[Short problem]
Find each line holding the word "повинен" and give the total alone.

[Recorded data]
>>>>

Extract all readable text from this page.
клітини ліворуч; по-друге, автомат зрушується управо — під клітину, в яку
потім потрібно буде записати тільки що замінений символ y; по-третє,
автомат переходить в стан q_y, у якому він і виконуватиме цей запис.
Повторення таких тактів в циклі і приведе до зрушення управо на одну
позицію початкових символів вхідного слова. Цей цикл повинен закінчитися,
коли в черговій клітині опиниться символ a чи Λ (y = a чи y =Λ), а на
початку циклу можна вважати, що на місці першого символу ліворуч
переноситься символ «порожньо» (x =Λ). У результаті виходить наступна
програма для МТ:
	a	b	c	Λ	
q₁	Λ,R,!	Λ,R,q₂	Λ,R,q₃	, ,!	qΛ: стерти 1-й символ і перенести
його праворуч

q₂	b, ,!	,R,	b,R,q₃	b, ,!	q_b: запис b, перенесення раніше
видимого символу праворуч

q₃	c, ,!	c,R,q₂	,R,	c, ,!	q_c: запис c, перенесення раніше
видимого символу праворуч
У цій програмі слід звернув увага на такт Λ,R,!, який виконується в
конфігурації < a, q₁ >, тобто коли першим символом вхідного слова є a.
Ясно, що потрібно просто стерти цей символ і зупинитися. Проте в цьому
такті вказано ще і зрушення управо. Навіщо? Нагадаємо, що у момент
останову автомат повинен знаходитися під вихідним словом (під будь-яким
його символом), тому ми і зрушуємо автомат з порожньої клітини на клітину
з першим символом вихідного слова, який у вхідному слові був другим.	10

<<<<

[Solution to the exercise]
2